▸ **Aim**: Gather up every line from the entries below that uses the word "name".

▸ **Supplied data**:
··········

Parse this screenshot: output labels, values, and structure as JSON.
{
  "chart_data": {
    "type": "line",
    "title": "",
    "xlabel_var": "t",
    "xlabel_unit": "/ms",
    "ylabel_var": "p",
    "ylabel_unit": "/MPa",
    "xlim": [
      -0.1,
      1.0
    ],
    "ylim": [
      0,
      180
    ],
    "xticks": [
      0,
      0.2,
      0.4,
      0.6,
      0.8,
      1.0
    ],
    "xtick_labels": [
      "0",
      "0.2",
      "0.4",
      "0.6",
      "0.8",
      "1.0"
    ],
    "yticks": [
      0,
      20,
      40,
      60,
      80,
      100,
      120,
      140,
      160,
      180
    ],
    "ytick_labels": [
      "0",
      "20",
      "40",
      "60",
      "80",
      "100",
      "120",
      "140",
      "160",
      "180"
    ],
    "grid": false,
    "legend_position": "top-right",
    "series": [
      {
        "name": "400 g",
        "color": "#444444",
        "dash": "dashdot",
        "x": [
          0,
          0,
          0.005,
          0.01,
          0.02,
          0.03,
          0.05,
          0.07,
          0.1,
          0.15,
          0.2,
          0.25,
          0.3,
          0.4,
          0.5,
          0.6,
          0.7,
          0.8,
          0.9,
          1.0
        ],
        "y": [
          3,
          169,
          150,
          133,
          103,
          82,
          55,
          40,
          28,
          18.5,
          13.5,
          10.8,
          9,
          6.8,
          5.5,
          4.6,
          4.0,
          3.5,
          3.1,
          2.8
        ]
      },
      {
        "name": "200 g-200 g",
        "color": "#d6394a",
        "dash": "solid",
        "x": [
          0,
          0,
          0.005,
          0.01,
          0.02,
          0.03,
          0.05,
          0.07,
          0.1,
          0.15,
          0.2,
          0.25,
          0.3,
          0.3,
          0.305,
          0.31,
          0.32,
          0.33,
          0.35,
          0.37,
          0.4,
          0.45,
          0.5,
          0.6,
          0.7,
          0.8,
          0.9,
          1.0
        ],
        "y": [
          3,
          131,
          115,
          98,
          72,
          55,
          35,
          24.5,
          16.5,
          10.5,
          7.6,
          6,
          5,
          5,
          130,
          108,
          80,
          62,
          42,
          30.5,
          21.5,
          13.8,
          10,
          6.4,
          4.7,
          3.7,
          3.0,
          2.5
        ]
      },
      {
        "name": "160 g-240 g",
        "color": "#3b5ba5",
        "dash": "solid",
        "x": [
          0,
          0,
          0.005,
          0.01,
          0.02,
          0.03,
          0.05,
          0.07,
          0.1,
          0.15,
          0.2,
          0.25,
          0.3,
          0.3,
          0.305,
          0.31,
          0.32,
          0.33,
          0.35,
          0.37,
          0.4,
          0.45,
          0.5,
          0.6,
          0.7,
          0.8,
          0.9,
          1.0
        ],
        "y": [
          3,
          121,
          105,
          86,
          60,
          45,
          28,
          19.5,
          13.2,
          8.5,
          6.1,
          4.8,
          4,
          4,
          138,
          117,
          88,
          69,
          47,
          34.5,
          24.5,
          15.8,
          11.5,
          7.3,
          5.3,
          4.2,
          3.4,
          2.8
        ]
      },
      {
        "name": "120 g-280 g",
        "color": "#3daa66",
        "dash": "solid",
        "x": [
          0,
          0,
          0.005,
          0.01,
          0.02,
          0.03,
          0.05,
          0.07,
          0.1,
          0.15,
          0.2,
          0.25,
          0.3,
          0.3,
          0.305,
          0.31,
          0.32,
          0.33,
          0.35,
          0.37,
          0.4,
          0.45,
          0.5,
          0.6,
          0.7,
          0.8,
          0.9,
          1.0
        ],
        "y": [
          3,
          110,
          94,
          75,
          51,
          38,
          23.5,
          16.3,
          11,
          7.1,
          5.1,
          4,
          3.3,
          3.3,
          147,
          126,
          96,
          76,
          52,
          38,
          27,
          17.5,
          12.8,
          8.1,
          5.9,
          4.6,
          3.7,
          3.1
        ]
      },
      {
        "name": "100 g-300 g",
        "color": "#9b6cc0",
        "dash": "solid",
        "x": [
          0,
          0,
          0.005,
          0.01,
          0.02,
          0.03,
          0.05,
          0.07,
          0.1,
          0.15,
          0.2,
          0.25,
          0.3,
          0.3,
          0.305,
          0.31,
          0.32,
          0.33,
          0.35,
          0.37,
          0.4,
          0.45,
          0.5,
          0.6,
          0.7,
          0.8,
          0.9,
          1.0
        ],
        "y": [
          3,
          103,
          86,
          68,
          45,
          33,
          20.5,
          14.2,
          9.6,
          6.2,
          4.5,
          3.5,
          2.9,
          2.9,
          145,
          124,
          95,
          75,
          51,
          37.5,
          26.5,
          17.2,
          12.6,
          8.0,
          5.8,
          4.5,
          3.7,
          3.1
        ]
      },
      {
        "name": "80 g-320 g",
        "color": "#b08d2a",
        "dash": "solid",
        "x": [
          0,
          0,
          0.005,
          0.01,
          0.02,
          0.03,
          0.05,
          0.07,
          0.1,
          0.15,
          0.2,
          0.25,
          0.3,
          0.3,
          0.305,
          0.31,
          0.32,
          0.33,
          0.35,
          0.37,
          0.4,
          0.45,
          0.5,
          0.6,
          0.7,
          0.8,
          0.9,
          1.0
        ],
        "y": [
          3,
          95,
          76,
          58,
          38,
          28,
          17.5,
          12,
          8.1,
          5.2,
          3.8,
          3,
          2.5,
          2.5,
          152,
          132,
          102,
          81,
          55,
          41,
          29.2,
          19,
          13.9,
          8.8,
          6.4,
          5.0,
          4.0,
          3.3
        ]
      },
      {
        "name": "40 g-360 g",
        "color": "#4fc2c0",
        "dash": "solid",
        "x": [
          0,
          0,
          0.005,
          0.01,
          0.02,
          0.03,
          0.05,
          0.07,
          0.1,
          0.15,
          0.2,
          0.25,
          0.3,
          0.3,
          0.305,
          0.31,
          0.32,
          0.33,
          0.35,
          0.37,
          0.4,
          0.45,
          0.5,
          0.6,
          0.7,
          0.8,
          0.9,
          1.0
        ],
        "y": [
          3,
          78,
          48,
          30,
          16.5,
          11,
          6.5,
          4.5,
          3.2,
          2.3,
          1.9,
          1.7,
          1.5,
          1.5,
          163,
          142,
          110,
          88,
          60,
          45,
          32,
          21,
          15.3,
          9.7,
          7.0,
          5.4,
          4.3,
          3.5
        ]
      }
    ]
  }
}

··········

▸ **Problem solution**:
        "name": "400 g",
        "name": "200 g-200 g",
        "name": "160 g-240 g",
        "name": "120 g-280 g",
        "name": "100 g-300 g",
        "name": "80 g-320 g",
        "name": "40 g-360 g",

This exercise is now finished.